* Task statement
State the number of lines that contain the word "Управлению", and add nothing else.

Stored entries:
######

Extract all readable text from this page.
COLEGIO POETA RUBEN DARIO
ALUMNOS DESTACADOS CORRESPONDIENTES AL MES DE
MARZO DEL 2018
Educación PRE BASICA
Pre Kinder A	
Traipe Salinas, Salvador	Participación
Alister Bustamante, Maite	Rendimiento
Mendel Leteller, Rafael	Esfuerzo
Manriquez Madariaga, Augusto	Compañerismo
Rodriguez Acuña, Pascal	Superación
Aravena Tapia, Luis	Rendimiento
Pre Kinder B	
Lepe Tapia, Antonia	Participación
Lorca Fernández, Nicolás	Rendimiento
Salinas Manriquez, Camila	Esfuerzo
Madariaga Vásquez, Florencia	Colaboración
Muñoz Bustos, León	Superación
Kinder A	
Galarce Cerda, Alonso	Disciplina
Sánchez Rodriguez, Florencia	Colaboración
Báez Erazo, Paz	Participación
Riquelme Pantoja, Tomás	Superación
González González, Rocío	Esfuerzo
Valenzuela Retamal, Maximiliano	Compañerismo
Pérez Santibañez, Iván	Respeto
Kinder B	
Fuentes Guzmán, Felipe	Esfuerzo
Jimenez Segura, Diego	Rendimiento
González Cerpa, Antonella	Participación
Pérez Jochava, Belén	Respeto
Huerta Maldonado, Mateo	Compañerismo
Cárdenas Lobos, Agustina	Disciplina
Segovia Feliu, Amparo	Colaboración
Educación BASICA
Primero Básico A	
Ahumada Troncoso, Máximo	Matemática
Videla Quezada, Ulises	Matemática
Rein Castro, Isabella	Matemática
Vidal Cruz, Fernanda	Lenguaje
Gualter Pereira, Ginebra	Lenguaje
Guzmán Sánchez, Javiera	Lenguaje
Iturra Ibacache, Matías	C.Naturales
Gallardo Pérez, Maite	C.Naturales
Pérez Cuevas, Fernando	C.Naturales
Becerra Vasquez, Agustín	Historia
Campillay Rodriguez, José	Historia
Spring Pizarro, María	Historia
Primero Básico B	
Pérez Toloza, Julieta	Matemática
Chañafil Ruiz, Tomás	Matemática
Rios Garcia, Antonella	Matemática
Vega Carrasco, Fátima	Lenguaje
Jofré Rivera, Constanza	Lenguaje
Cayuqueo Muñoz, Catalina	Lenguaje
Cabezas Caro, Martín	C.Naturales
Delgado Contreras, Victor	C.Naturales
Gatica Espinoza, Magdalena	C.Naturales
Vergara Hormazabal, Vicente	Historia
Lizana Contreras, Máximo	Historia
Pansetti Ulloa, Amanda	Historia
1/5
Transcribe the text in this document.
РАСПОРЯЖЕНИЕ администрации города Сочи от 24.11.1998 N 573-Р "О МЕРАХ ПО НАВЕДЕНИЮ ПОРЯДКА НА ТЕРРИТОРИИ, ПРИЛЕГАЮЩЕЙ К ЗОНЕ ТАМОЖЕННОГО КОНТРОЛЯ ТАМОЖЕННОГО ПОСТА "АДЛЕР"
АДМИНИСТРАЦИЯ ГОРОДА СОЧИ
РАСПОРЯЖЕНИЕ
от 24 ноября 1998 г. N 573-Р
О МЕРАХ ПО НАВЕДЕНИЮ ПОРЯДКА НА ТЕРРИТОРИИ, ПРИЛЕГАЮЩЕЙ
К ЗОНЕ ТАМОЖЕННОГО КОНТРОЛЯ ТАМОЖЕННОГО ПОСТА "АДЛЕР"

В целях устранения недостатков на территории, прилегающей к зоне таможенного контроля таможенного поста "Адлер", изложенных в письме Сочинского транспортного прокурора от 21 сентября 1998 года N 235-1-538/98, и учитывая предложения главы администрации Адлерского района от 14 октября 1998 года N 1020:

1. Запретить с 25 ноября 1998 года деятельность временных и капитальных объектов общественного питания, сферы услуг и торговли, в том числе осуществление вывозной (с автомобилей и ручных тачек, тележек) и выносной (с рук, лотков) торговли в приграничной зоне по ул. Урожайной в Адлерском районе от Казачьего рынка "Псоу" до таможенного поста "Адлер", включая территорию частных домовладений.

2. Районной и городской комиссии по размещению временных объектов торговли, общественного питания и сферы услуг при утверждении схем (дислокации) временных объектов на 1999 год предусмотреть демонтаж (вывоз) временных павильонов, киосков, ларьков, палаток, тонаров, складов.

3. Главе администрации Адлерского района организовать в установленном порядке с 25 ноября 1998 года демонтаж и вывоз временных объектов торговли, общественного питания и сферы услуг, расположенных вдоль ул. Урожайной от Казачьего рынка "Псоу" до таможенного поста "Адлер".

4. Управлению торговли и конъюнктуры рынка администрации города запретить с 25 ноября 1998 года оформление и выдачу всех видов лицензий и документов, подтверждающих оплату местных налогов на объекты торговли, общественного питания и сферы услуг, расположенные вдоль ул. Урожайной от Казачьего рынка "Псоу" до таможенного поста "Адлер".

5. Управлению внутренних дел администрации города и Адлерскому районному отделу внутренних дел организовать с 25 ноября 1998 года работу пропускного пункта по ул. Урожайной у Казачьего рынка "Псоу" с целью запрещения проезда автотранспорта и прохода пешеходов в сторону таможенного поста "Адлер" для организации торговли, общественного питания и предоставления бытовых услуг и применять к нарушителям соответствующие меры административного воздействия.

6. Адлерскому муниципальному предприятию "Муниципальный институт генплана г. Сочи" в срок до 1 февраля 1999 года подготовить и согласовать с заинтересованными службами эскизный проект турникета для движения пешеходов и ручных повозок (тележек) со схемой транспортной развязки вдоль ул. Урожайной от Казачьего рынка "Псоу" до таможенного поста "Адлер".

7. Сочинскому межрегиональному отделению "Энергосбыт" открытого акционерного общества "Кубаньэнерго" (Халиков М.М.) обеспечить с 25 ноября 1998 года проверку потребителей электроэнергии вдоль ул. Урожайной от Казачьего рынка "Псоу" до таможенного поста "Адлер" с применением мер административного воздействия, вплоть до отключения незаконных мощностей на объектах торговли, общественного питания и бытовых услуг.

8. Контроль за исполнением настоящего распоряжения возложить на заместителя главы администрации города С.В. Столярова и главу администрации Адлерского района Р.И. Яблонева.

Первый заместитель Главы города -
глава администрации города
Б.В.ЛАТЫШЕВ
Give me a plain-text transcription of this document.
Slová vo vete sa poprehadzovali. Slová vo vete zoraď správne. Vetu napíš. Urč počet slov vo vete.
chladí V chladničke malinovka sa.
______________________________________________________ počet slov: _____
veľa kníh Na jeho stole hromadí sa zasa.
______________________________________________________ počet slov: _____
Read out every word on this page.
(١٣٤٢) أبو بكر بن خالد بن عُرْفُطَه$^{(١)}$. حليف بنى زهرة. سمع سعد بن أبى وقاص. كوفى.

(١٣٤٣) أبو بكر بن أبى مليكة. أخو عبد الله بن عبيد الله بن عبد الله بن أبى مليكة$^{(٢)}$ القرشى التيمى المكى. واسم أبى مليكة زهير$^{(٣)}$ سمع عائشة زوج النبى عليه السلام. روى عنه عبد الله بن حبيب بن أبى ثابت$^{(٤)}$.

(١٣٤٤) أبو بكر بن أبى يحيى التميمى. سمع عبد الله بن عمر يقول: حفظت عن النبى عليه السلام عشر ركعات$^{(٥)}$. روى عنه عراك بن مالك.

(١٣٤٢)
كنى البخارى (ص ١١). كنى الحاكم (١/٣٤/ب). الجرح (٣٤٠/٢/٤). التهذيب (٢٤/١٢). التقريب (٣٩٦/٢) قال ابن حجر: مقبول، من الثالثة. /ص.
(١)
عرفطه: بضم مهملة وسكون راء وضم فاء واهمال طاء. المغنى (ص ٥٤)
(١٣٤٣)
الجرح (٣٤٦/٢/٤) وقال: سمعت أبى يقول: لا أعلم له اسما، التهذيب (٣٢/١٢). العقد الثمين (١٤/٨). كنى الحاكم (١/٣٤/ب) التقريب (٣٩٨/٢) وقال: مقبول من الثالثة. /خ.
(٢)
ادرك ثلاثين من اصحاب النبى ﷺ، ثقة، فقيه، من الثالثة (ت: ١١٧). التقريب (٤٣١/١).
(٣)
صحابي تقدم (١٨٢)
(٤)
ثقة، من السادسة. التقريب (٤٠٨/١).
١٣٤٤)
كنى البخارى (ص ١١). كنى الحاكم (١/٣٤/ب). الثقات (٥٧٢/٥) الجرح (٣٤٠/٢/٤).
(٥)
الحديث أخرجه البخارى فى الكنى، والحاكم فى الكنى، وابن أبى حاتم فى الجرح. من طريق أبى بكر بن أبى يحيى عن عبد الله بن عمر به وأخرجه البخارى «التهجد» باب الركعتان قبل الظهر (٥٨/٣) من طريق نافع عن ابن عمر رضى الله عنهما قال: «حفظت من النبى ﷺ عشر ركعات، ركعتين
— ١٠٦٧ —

######

* Solution for this task
2